Leave every picture out and write out the records below exactly.
━━━
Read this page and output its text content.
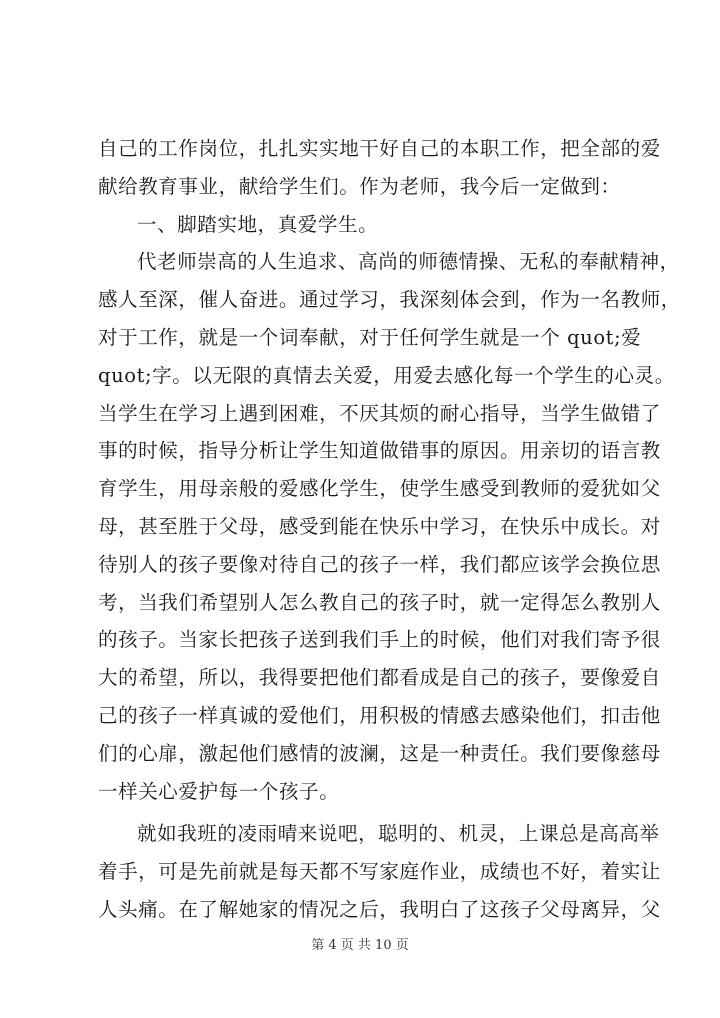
自己的工作岗位，扎扎实实地干好自己的本职工作，把全部的爱
献给教育事业，献给学生们。作为老师，我今后一定做到：
一、脚踏实地，真爱学生。
代老师崇高的人生追求、高尚的师德情操、无私的奉献精神，
感人至深，催人奋进。通过学习，我深刻体会到，作为一名教师，
对于工作，就是一个词奉献，对于任何学生就是一个 quot;爱
quot;字。以无限的真情去关爱，用爱去感化每一个学生的心灵。
当学生在学习上遇到困难，不厌其烦的耐心指导，当学生做错了
事的时候，指导分析让学生知道做错事的原因。用亲切的语言教
育学生，用母亲般的爱感化学生，使学生感受到教师的爱犹如父
母，甚至胜于父母，感受到能在快乐中学习，在快乐中成长。对
待别人的孩子要像对待自己的孩子一样，我们都应该学会换位思
考，当我们希望别人怎么教自己的孩子时，就一定得怎么教别人
的孩子。当家长把孩子送到我们手上的时候，他们对我们寄予很
大的希望，所以，我得要把他们都看成是自己的孩子，要像爱自
己的孩子一样真诚的爱他们，用积极的情感去感染他们，扣击他
们的心扉，激起他们感情的波澜，这是一种责任。我们要像慈母
一样关心爱护每一个孩子。
就如我班的凌雨晴来说吧，聪明的、机灵，上课总是高高举
着手，可是先前就是每天都不写家庭作业，成绩也不好，着实让
人头痛。在了解她家的情况之后，我明白了这孩子父母离异，父
第 4 页 共 10 页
━━━
**The output:**
Read this page and output its text content.
自己的工作岗位，扎扎实实地干好自己的本职工作，把全部的爱
献给教育事业，献给学生们。作为老师，我今后一定做到：
一、脚踏实地，真爱学生。
代老师崇高的人生追求、高尚的师德情操、无私的奉献精神，
感人至深，催人奋进。通过学习，我深刻体会到，作为一名教师，
对于工作，就是一个词奉献，对于任何学生就是一个 quot;爱
quot;字。以无限的真情去关爱，用爱去感化每一个学生的心灵。
当学生在学习上遇到困难，不厌其烦的耐心指导，当学生做错了
事的时候，指导分析让学生知道做错事的原因。用亲切的语言教
育学生，用母亲般的爱感化学生，使学生感受到教师的爱犹如父
母，甚至胜于父母，感受到能在快乐中学习，在快乐中成长。对
待别人的孩子要像对待自己的孩子一样，我们都应该学会换位思
考，当我们希望别人怎么教自己的孩子时，就一定得怎么教别人
的孩子。当家长把孩子送到我们手上的时候，他们对我们寄予很
大的希望，所以，我得要把他们都看成是自己的孩子，要像爱自
己的孩子一样真诚的爱他们，用积极的情感去感染他们，扣击他
们的心扉，激起他们感情的波澜，这是一种责任。我们要像慈母
一样关心爱护每一个孩子。
就如我班的凌雨晴来说吧，聪明的、机灵，上课总是高高举
着手，可是先前就是每天都不写家庭作业，成绩也不好，着实让
人头痛。在了解她家的情况之后，我明白了这孩子父母离异，父
第 4 页 共 10 页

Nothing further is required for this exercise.